**Set task:** Scan the records for the word "IASI". Copy each line that includes it.

**Records from a collection of figures:**

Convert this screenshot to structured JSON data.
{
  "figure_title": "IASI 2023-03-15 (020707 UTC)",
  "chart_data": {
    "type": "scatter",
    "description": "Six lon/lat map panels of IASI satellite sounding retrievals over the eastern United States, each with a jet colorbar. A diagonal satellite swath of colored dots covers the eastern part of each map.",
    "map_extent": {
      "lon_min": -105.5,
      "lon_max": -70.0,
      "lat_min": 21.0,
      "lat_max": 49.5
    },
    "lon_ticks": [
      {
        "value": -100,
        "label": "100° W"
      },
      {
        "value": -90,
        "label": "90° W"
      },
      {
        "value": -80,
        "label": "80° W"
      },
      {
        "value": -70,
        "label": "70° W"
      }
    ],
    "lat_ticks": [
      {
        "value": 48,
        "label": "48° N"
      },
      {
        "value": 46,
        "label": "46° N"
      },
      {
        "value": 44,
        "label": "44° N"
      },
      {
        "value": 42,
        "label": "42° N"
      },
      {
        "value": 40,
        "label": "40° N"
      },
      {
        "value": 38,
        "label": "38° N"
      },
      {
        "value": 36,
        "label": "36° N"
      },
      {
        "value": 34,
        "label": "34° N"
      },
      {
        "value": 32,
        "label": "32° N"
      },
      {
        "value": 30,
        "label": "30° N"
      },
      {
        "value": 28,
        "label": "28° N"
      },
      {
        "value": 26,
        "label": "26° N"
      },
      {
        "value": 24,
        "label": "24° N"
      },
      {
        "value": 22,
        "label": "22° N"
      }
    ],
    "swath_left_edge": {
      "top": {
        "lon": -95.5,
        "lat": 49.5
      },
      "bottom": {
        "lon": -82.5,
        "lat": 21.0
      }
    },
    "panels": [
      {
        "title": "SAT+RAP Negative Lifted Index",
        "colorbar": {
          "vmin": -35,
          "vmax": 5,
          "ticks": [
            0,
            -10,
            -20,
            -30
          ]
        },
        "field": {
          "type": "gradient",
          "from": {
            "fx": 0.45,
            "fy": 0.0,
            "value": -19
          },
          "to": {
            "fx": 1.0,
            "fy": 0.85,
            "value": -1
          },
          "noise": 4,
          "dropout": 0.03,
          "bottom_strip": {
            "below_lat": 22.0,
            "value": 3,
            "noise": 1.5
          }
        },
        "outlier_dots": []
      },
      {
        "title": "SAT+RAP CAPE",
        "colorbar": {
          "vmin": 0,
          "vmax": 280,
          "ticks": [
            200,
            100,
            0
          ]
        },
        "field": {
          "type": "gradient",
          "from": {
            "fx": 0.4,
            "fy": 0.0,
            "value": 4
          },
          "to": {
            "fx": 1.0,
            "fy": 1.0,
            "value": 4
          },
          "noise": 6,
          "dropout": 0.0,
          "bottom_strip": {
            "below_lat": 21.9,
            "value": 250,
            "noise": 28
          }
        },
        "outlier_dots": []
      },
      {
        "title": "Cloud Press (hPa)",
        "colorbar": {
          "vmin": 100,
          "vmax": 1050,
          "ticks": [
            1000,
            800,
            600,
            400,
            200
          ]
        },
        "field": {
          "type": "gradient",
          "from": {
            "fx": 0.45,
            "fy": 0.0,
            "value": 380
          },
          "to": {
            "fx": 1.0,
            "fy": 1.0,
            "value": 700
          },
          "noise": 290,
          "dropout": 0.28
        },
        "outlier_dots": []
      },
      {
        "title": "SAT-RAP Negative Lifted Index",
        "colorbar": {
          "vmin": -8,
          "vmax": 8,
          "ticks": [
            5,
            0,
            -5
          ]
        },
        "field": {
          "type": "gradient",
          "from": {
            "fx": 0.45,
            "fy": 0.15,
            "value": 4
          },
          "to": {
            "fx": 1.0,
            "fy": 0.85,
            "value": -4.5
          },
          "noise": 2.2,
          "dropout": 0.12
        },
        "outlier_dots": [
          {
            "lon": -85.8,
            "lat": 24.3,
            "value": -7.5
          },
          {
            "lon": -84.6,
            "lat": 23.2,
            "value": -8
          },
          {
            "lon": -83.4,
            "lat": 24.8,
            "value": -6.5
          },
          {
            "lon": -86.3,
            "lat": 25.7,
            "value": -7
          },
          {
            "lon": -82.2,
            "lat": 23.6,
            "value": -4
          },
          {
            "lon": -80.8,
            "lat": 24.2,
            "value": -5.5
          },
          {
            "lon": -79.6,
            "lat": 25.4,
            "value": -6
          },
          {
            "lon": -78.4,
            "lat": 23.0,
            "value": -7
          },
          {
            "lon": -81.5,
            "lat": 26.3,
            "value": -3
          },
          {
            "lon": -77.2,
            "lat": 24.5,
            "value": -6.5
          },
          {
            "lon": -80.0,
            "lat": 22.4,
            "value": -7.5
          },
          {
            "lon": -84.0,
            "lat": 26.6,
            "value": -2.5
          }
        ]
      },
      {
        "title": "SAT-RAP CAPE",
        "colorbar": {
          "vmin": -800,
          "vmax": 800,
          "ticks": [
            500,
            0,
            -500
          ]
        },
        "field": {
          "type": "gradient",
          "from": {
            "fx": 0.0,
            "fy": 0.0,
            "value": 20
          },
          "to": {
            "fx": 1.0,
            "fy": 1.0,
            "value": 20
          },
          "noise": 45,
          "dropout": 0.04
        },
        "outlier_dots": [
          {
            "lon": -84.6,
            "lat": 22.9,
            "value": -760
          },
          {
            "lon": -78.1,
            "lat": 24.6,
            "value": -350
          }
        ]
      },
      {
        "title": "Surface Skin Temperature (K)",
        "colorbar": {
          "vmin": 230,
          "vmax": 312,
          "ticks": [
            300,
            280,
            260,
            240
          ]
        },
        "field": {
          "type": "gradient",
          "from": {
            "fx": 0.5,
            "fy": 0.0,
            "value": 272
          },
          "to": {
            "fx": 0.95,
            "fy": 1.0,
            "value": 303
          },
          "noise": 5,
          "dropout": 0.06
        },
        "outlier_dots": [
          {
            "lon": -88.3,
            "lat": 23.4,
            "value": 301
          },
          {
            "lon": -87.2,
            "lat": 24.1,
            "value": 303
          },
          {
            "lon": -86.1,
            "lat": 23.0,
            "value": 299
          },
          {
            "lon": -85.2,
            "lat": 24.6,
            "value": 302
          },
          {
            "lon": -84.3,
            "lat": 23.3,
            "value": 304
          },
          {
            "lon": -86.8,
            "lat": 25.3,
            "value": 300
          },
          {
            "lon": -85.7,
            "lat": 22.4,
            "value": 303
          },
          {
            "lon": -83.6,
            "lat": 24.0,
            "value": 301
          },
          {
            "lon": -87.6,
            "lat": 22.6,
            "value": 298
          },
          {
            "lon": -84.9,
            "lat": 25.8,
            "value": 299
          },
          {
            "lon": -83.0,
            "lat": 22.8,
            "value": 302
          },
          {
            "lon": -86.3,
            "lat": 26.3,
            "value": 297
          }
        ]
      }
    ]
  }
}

**Solution to this task:**
  "figure_title": "IASI 2023-03-15 (020707 UTC)",
    "description": "Six lon/lat map panels of IASI satellite sounding retrievals over the eastern United States, each with a jet colorbar. A diagonal satellite swath of colored dots covers the eastern part of each map.",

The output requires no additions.